Pick out the lines below that include the string "avec".

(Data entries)
* * *

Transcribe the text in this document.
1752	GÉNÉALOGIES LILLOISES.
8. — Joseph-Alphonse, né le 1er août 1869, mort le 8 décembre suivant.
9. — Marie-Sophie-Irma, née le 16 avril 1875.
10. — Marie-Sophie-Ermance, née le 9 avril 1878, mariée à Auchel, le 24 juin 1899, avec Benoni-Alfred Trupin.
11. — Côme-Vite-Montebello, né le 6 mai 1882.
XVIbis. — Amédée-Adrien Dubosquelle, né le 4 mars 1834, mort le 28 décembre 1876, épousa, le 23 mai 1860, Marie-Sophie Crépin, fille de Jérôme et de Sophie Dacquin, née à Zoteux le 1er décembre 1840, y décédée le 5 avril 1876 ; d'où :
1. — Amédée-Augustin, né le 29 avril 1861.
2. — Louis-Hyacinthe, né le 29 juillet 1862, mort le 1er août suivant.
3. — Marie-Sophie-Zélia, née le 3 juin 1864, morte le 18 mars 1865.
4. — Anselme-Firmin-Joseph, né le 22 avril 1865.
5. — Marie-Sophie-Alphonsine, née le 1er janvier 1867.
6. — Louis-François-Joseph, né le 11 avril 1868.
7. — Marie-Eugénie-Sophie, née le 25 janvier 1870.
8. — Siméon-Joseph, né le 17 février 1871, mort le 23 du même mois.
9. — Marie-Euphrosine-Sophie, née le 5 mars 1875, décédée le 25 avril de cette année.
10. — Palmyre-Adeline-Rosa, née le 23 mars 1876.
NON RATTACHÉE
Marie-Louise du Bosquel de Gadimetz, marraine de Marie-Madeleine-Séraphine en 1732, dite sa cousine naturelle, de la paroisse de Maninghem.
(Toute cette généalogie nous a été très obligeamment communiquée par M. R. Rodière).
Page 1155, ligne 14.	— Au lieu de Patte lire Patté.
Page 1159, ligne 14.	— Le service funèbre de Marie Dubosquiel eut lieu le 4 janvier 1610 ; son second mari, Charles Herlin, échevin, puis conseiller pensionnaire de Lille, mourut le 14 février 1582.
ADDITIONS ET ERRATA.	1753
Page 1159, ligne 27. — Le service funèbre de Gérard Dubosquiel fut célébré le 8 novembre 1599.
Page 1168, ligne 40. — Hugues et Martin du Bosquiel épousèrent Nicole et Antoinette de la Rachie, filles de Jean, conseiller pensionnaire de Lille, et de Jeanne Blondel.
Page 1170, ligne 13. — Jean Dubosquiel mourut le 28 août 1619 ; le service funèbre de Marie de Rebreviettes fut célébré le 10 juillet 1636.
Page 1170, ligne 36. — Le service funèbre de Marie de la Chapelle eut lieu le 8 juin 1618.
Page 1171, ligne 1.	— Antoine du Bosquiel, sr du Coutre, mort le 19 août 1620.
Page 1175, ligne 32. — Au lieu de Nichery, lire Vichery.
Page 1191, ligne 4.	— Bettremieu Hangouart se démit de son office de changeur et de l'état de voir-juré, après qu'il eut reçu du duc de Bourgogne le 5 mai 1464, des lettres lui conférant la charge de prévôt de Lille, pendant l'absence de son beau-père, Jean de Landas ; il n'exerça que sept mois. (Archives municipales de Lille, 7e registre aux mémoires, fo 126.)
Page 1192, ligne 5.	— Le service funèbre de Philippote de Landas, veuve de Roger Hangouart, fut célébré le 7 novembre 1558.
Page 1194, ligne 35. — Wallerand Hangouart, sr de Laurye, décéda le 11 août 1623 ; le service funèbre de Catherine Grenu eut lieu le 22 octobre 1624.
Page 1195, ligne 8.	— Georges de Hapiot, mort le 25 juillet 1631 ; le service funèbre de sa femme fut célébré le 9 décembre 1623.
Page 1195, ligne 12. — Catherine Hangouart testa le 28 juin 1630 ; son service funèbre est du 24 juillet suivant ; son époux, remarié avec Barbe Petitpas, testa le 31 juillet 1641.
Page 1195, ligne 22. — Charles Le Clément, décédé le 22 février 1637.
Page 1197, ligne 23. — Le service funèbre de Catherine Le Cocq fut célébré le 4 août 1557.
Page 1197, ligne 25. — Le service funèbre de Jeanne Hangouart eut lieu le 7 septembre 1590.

* * *

**ANSWER TO THE EXERCISE**
10. — Marie-Sophie-Ermance, née le 9 avril 1878, mariée à Auchel, le 24 juin 1899, avec Benoni-Alfred Trupin.
Page 1195, ligne 12. — Catherine Hangouart testa le 28 juin 1630 ; son service funèbre est du 24 juillet suivant ; son époux, remarié avec Barbe Petitpas, testa le 31 juillet 1641.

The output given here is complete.